Stored records
=-=-=

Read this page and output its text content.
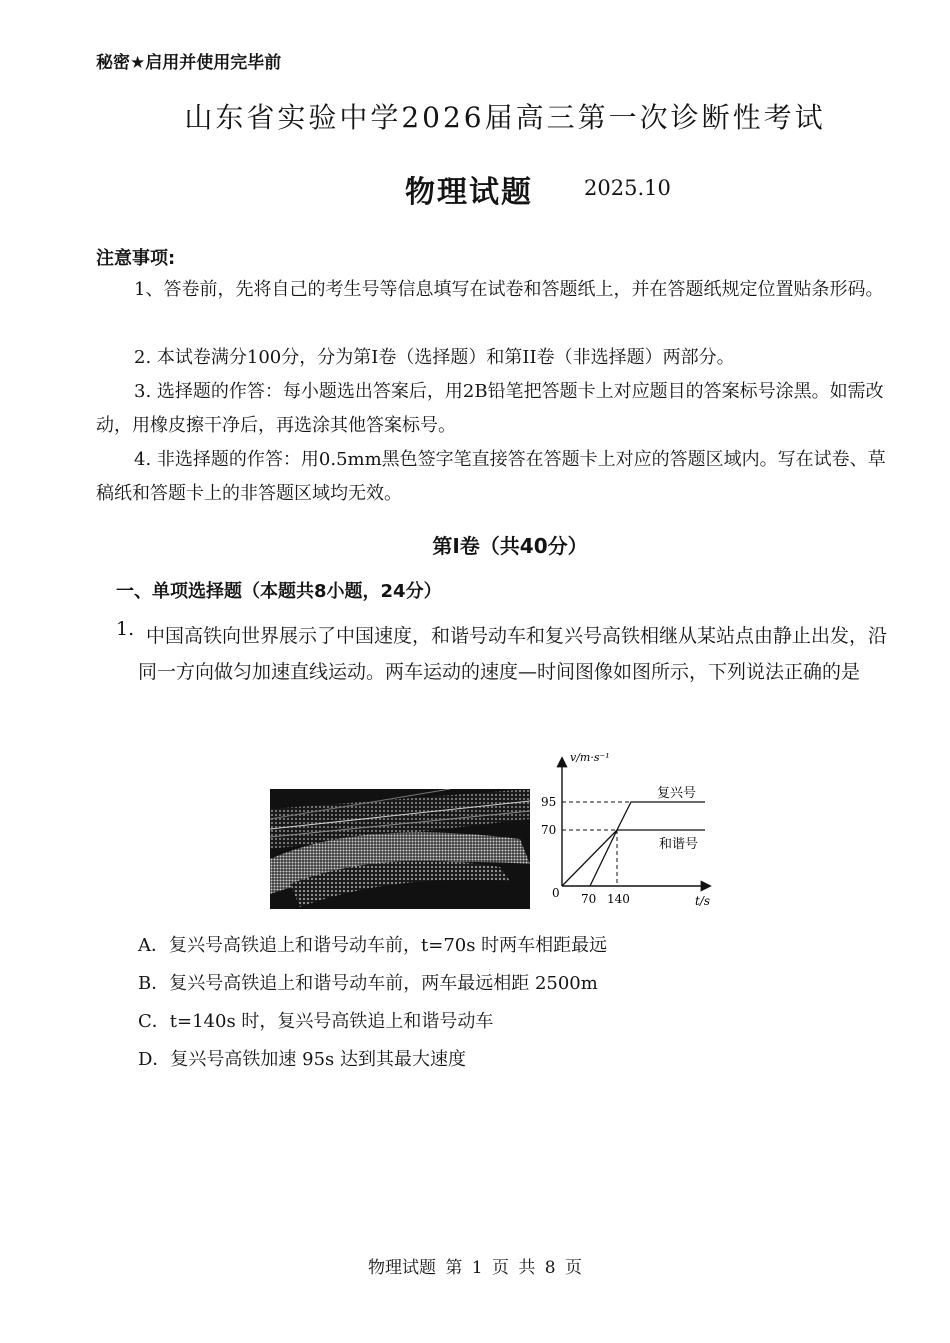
秘密★启用并使用完毕前
山东省实验中学2026届高三第一次诊断性考试
物理试题 2025.10
注意事项:
1、答卷前，先将自己的考生号等信息填写在试卷和答题纸上，并在答题纸规定位置贴条形码。
2. 本试卷满分100分，分为第I卷（选择题）和第II卷（非选择题）两部分。
3. 选择题的作答：每小题选出答案后，用2B铅笔把答题卡上对应题目的答案标号涂黑。如需改动，用橡皮擦干净后，再选涂其他答案标号。
4. 非选择题的作答：用0.5mm黑色签字笔直接答在答题卡上对应的答题区域内。写在试卷、草稿纸和答题卡上的非答题区域均无效。
第I卷（共40分）
一、单项选择题（本题共8小题，24分）
1. 中国高铁向世界展示了中国速度，和谐号动车和复兴号高铁相继从某站点由静止出发，沿同一方向做匀加速直线运动。两车运动的速度—时间图像如图所示，下列说法正确的是
v/m·s⁻¹
t/s
0
95
70
70 140
复兴号
和谐号
A．复兴号高铁追上和谐号动车前，t=70s 时两车相距最远
B．复兴号高铁追上和谐号动车前，两车最远相距 2500m
C．t=140s 时，复兴号高铁追上和谐号动车
D．复兴号高铁加速 95s 达到其最大速度
物理试题 第 1 页 共 8 页
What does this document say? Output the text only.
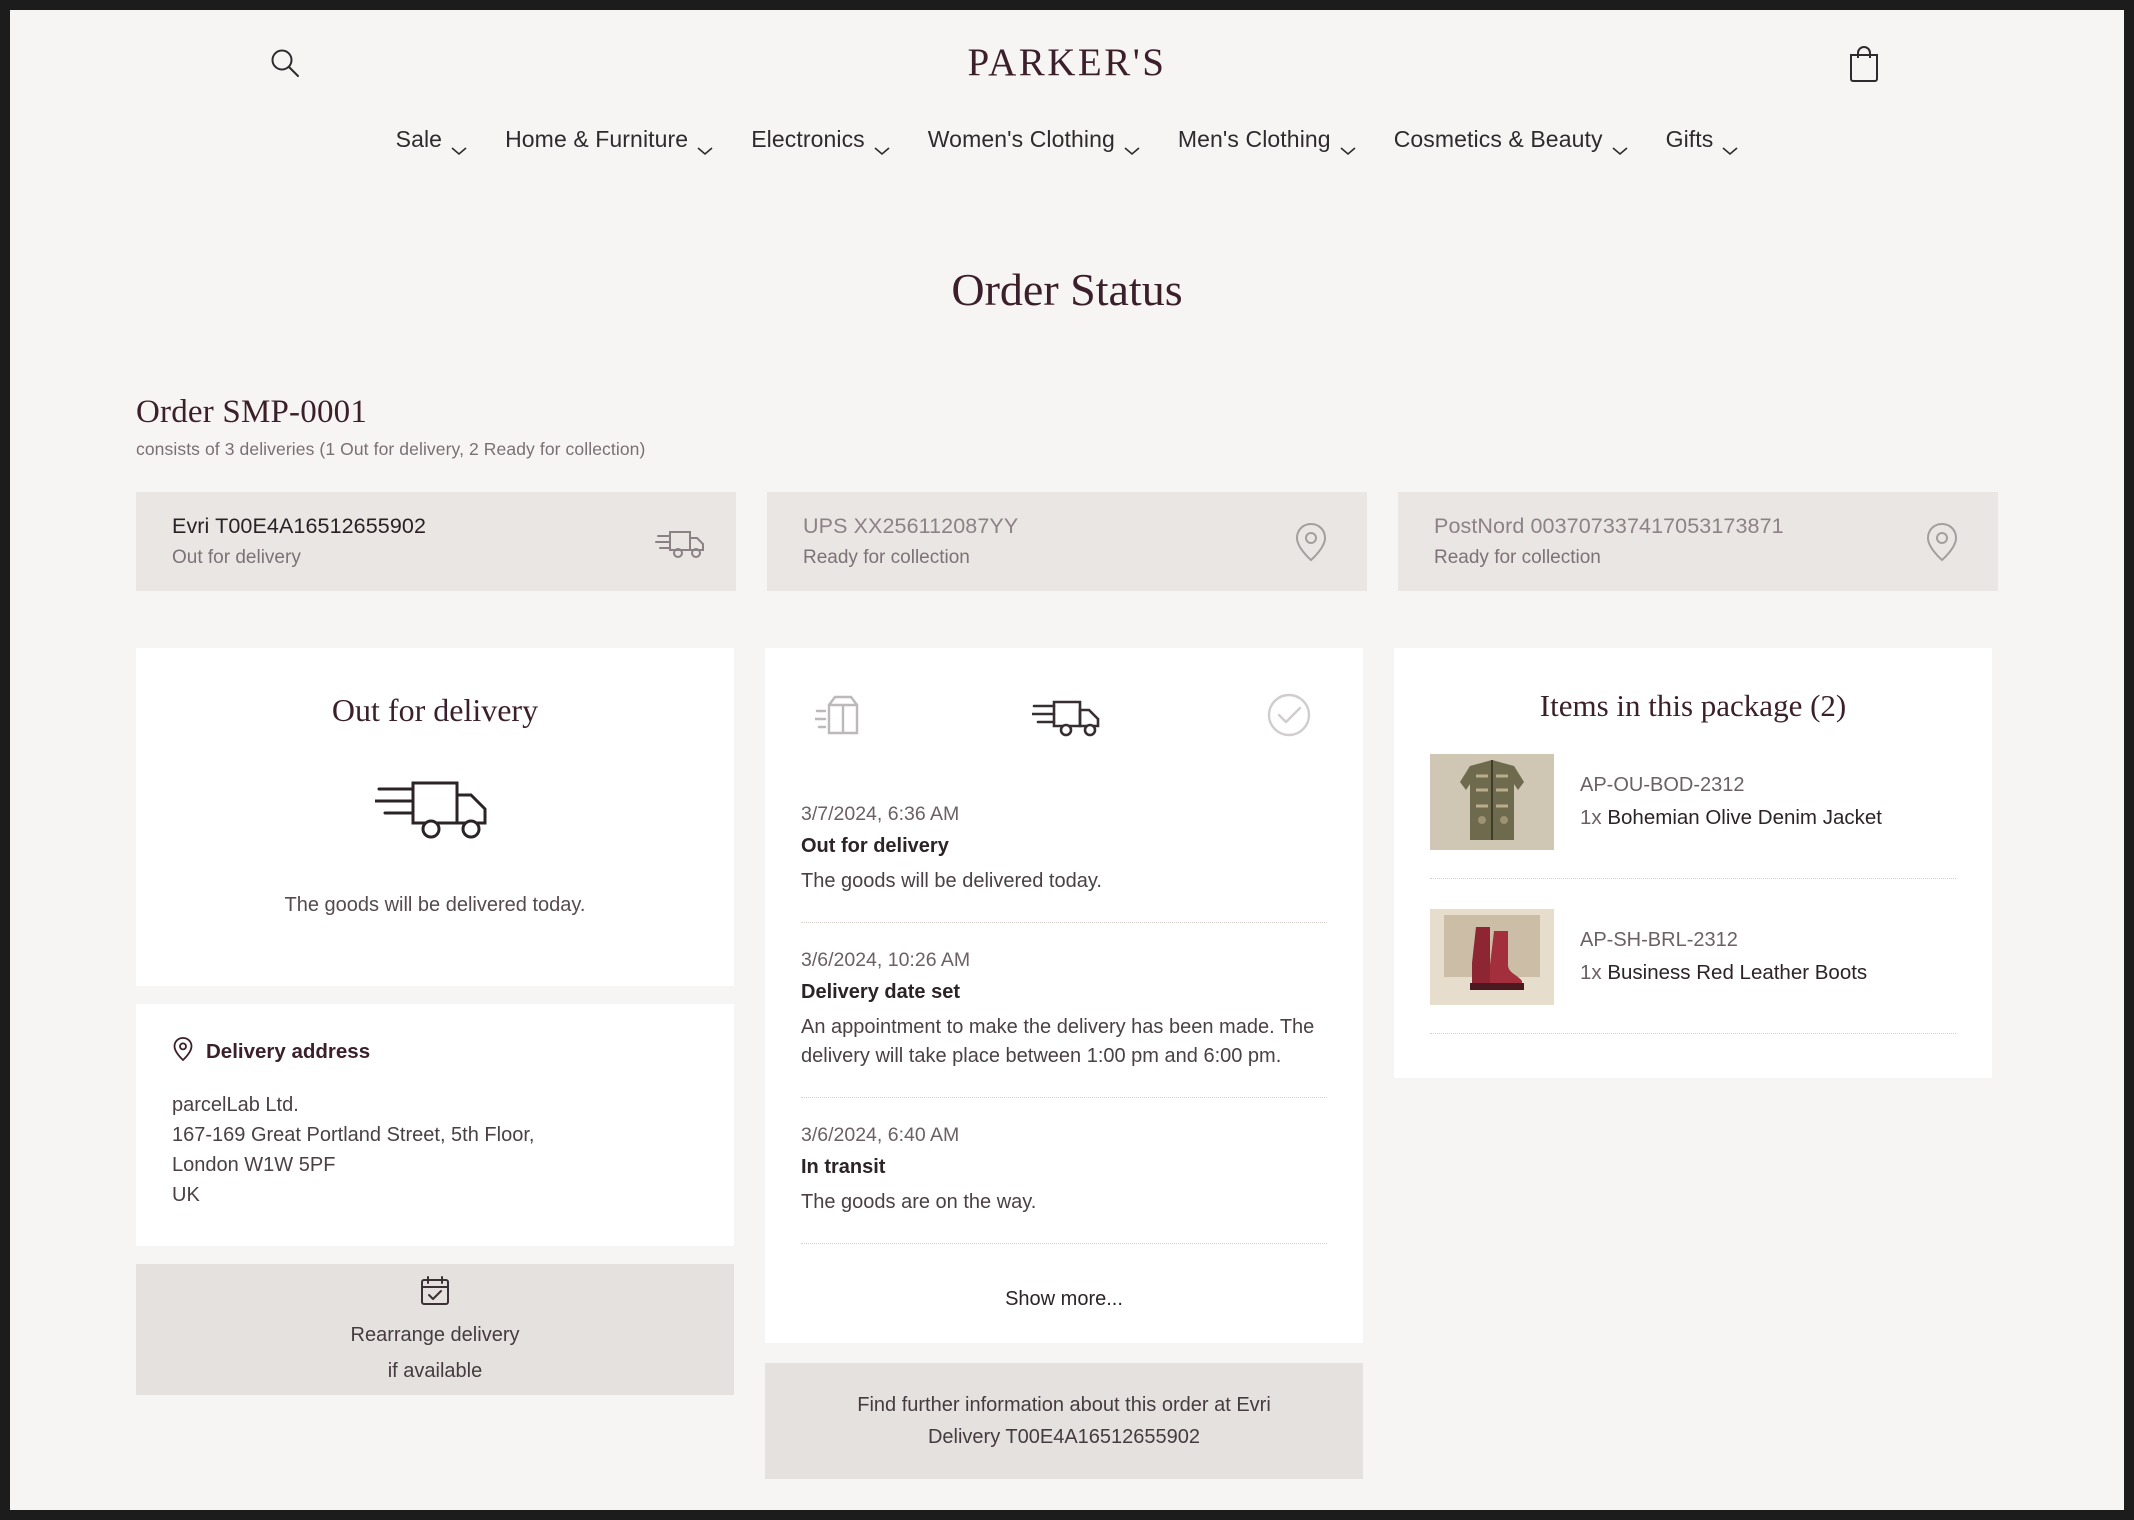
PARKER'S
Sale	Home & Furniture	Electronics	Women's Clothing	Men's Clothing	Cosmetics & Beauty	Gifts
Order Status
Order SMP-0001
consists of 3 deliveries (1 Out for delivery, 2 Ready for collection)
Evri T00E4A16512655902
Out for delivery
UPS XX256112087YY
Ready for collection
PostNord 003707337417053173871
Ready for collection
Out for delivery
The goods will be delivered today.
Delivery address
parcelLab Ltd.
167-169 Great Portland Street, 5th Floor,
London W1W 5PF
UK
Rearrange delivery
if available
3/7/2024, 6:36 AM
Out for delivery
The goods will be delivered today.
3/6/2024, 10:26 AM
Delivery date set
An appointment to make the delivery has been made. The delivery will take place between 1:00 pm and 6:00 pm.
3/6/2024, 6:40 AM
In transit
The goods are on the way.
Show more...
Find further information about this order at Evri
Delivery T00E4A16512655902
Items in this package (2)
AP-OU-BOD-2312
1x Bohemian Olive Denim Jacket
AP-SH-BRL-2312
1x Business Red Leather Boots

=-=-=

Write out the listing above exactly as it stands, pictures excluded.

Read this page and output its text content.
秘密★启用并使用完毕前
山东省实验中学2026届高三第一次诊断性考试
物理试题 2025.10
注意事项:
1、答卷前，先将自己的考生号等信息填写在试卷和答题纸上，并在答题纸规定位置贴条形码。
2. 本试卷满分100分，分为第I卷（选择题）和第II卷（非选择题）两部分。
3. 选择题的作答：每小题选出答案后，用2B铅笔把答题卡上对应题目的答案标号涂黑。如需改动，用橡皮擦干净后，再选涂其他答案标号。
4. 非选择题的作答：用0.5mm黑色签字笔直接答在答题卡上对应的答题区域内。写在试卷、草稿纸和答题卡上的非答题区域均无效。
第I卷（共40分）
一、单项选择题（本题共8小题，24分）
1. 中国高铁向世界展示了中国速度，和谐号动车和复兴号高铁相继从某站点由静止出发，沿同一方向做匀加速直线运动。两车运动的速度—时间图像如图所示，下列说法正确的是
v/m·s⁻¹
t/s
0
95
70
70 140
复兴号
和谐号
A．复兴号高铁追上和谐号动车前，t=70s 时两车相距最远
B．复兴号高铁追上和谐号动车前，两车最远相距 2500m
C．t=140s 时，复兴号高铁追上和谐号动车
D．复兴号高铁加速 95s 达到其最大速度
物理试题 第 1 页 共 8 页
What does this document say? Output the text only.
PARKER'S
Sale	Home & Furniture	Electronics	Women's Clothing	Men's Clothing	Cosmetics & Beauty	Gifts
Order Status
Order SMP-0001
consists of 3 deliveries (1 Out for delivery, 2 Ready for collection)
Evri T00E4A16512655902
Out for delivery
UPS XX256112087YY
Ready for collection
PostNord 003707337417053173871
Ready for collection
Out for delivery
The goods will be delivered today.
Delivery address
parcelLab Ltd.
167-169 Great Portland Street, 5th Floor,
London W1W 5PF
UK
Rearrange delivery
if available
3/7/2024, 6:36 AM
Out for delivery
The goods will be delivered today.
3/6/2024, 10:26 AM
Delivery date set
An appointment to make the delivery has been made. The delivery will take place between 1:00 pm and 6:00 pm.
3/6/2024, 6:40 AM
In transit
The goods are on the way.
Show more...
Find further information about this order at Evri
Delivery T00E4A16512655902
Items in this package (2)
AP-OU-BOD-2312
1x Bohemian Olive Denim Jacket
AP-SH-BRL-2312
1x Business Red Leather Boots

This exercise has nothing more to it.